— THE EXERCISE —
Reproduce the records. Keep every word exact and include no images.

— DATASET CONTENT —
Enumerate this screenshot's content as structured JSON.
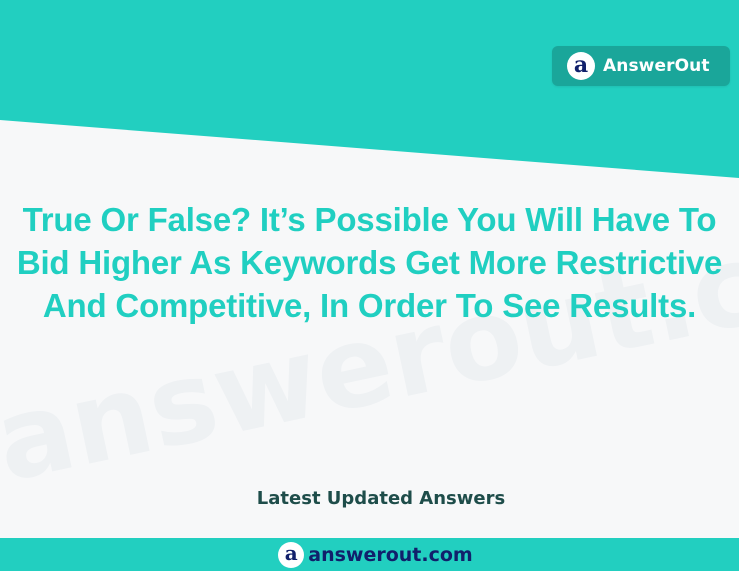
{
  "brand": {
    "logo_glyph": "a",
    "logo_text": "AnswerOut",
    "watermark": "answerout.com"
  },
  "main": {
    "question": "True Or False? It’s Possible You Will Have To Bid Higher As Keywords Get More Restrictive And Competitive, In Order To See Results.",
    "caption": "Latest Updated Answers"
  },
  "footer": {
    "logo_glyph": "a",
    "site": "answerout.com"
  },
  "colors": {
    "teal": "#22cfc0",
    "dark_teal": "#1aa69a",
    "navy": "#11206b",
    "caption": "#1e4d4a",
    "background": "#f7f8f9"
  }
}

— SOLUTION TO THIS EXERCISE —
Enumerate this screenshot's content as structured JSON.
{
  "brand": {
    "logo_glyph": "a",
    "logo_text": "AnswerOut",
    "watermark": "answerout.com"
  },
  "main": {
    "question": "True Or False? It’s Possible You Will Have To Bid Higher As Keywords Get More Restrictive And Competitive, In Order To See Results.",
    "caption": "Latest Updated Answers"
  },
  "footer": {
    "logo_glyph": "a",
    "site": "answerout.com"
  },
  "colors": {
    "teal": "#22cfc0",
    "dark_teal": "#1aa69a",
    "navy": "#11206b",
    "caption": "#1e4d4a",
    "background": "#f7f8f9"
  }
}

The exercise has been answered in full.